A run of records:

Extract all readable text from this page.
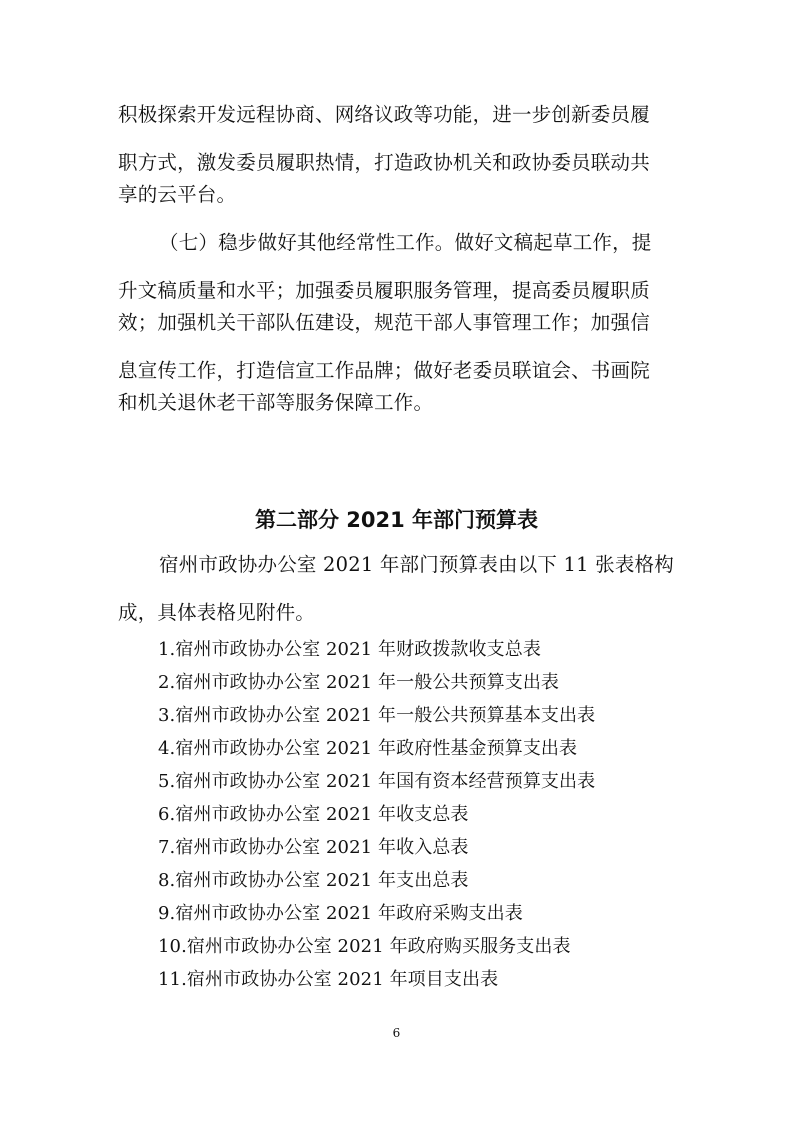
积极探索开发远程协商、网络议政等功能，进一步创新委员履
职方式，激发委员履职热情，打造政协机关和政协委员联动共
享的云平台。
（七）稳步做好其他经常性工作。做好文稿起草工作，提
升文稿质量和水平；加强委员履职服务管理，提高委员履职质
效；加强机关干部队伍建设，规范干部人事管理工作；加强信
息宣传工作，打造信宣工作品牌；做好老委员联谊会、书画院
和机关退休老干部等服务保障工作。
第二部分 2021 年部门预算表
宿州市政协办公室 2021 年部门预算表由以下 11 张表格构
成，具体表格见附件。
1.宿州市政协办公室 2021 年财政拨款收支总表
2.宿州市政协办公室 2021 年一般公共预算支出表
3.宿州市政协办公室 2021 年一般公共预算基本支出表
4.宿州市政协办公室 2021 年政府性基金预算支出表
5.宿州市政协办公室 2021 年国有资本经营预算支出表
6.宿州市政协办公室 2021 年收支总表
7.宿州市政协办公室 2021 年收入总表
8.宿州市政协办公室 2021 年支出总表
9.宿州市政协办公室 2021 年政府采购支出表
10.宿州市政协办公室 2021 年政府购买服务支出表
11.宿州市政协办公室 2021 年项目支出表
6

What the exercise asks: Copy down every line of the material above that includes the string "宿州市政协办公室".

Output of the task:
宿州市政协办公室 2021 年部门预算表由以下 11 张表格构
1.宿州市政协办公室 2021 年财政拨款收支总表
2.宿州市政协办公室 2021 年一般公共预算支出表
3.宿州市政协办公室 2021 年一般公共预算基本支出表
4.宿州市政协办公室 2021 年政府性基金预算支出表
5.宿州市政协办公室 2021 年国有资本经营预算支出表
6.宿州市政协办公室 2021 年收支总表
7.宿州市政协办公室 2021 年收入总表
8.宿州市政协办公室 2021 年支出总表
9.宿州市政协办公室 2021 年政府采购支出表
10.宿州市政协办公室 2021 年政府购买服务支出表
11.宿州市政协办公室 2021 年项目支出表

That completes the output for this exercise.